▸ What to do
1. Answer these about the article on electron emission from graphite:
(a) What are electrons that a material emits when light hits it called?
(b) What energy do all of the specific electrons emitted by graphite have?
(c) For roughly how long have researchers known about this emission?
2. From the article on electron emission from graphite, quote the part that opens with the words containing "However, researchers from" and closes with "3.7 electron volts.".
3. Continue the article on electron emission from graphite, starting after its last sentence.

▸ Document excerpt

##############################

In physics, electrons leaving a specific material, flying away, and then being measured is a quite common occurrence. Certain materials emit electrons upon irradiation by light. Such electrons are known as “photoelectrons.”
In the field of materials research, the so-called “Auger electrons” also play a crucial role—they are emitted by atoms if an electron is first eliminated from one of the inner electron shells.
However, researchers from TU Wien (Vienna) have now successfully described a totally different kind of electron emission that can occur in carbon materials like graphite. Although researchers have known this electron emission for almost five decades, what causes this has been unclear to date.
Strange Electrons Without Explanation
Many researchers have already wondered about this. There are materials that consist of atomic layers that are held together only by weak Van der Waals forces, for example graphite. And it was discovered that this type of graphite emits very specific electrons, which all have exactly the same energy, namely 3.7 electron volts.
Wolfgang Werner, Professor, Institute of Applied Physics, TU Wien
This electron emission could not be explained by any known physical mechanism. However, the measured energy gave an indication of where to look: “If these atomically thin layers lie on top of each other, a certain electron state can form in between,” added Wolfgang Werner. “You can imagine it as an electron that is continuously reflected back and forth between the two layers until at some point it penetrates the layer and escapes to the outside.”
In general, the energy of these states is in good agreement with the observed data—and thus researchers assumed that there is some link, but that alone was not enough.
The electrons in these states should not actually reach the detector. In the language of quantum physics one would say: The transition probability is just too low.

##############################

[Structured page parsing data]
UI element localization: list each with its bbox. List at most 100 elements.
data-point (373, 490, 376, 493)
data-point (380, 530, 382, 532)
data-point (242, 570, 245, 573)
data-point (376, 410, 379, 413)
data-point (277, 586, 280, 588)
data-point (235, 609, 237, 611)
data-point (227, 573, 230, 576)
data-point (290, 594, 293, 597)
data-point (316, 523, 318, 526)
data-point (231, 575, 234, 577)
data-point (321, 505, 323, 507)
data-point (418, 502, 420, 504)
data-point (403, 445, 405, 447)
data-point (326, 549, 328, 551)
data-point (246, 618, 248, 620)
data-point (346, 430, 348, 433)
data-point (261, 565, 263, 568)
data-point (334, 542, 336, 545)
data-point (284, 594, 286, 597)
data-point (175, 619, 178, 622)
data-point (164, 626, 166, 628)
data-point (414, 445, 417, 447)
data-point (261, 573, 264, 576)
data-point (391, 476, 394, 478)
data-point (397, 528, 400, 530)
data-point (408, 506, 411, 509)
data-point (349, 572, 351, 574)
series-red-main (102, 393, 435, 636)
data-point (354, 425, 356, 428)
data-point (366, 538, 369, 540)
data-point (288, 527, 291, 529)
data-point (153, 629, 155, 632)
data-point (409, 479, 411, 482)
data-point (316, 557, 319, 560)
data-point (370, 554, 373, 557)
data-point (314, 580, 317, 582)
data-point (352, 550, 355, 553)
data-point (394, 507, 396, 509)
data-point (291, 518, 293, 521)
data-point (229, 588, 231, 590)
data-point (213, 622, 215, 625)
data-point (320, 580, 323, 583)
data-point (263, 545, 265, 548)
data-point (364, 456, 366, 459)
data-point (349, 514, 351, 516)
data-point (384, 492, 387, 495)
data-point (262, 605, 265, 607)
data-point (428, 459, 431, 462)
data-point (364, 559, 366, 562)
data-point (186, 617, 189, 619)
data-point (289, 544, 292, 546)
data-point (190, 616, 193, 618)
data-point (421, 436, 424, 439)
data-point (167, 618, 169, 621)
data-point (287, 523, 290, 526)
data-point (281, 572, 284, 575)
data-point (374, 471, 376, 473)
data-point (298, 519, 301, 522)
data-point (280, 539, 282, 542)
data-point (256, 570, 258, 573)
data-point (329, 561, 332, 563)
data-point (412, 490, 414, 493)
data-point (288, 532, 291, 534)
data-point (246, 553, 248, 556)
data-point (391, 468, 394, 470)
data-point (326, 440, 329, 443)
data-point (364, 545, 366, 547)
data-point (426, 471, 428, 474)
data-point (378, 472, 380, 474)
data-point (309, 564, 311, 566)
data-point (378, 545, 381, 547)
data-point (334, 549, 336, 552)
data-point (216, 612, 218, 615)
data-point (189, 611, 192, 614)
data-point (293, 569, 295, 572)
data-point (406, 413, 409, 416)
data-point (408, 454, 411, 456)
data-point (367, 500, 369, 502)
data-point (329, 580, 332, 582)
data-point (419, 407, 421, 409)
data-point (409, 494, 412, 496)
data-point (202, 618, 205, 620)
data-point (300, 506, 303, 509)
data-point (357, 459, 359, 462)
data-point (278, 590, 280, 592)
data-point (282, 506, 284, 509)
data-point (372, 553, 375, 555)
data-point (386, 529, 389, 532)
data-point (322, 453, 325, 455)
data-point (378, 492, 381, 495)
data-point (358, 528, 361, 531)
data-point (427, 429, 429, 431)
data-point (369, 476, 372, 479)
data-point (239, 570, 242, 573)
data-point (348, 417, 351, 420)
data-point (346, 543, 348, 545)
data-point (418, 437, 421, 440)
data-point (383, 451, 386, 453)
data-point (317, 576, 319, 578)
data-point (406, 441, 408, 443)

##############################

▸ Responses to the tasks
1.
(a) Photoelectrons.
(b) 3.7 electron volts.
(c) Almost five decades.

2.
However, researchers from TU Wien (Vienna) have now successfully described a totally different kind of electron emission that can occur in carbon materials like graphite. Although researchers have known this electron emission for almost five decades, what causes this has been unclear to date.
Strange Electrons Without Explanation
Many researchers have already wondered about this. There are materials that consist of atomic layers that are held together only by weak Van der Waals forces, for example graphite. And it was discovered that this type of graphite emits very specific electrons, which all have exactly the same energy, namely 3.7 electron volts.

3.
Dr Alessandra Bellissimo, Study Author, TU Wien
Skipping Cords and Symmetry
To modify this, it is essential to break the internal symmetry of the electron states. “You can imagine this like rope skipping,” explained Wolfgang Werner.
“Two children hold a long rope and move the end points. Actually, both create a wave that would normally propagate from one side of the rope to the other. But if the system is symmetrical and both children behave the same way, then the rope just moves up and down. The wave maximum always remains at the same place. We don’t see any wave movement to the left or right, this is called a standing wave,” added Werner.
However, the scenario is different if the symmetry gets broken because, for instance, one of the children moves backward—then there is a change in the dynamics of the rope and the maximum position of the oscillation moves.
There are possibilities of such symmetry breaks in the material. When electrons vacate their position and move, they leave behind a “hole.” Such electron-hole pairs interrupt the material’s symmetry, and thus, the electrons could suddenly exhibit the properties of two different states at the same time.
Thus, two benefits can be combined: firstly, there is a huge number of such electrons, and secondly, their probability of reaching the detector is considerably high. In an absolutely symmetrical system, only one of the above cases would be feasible. As per quantum mechanics, they can do both simultaneously since the symmetry refraction makes the two states “merge,” or hybridize.
In a sense, it is teamwork between the electrons reflected back and forth between two layers of the material and the symmetry-breaking electrons. Only when you look at them together can you explain that the material emits electrons of exactly this energy of 3.7 electron volts.
Florian Libisch, Professor, Institute of Theoretical Physics, TU Wien
Carbon materials, for example, the kind of graphite investigated in this study have a crucial role at present—for instance, the 2D material graphene—together with carbon nanotubes that have extremely diameters and exhibit splendid properties.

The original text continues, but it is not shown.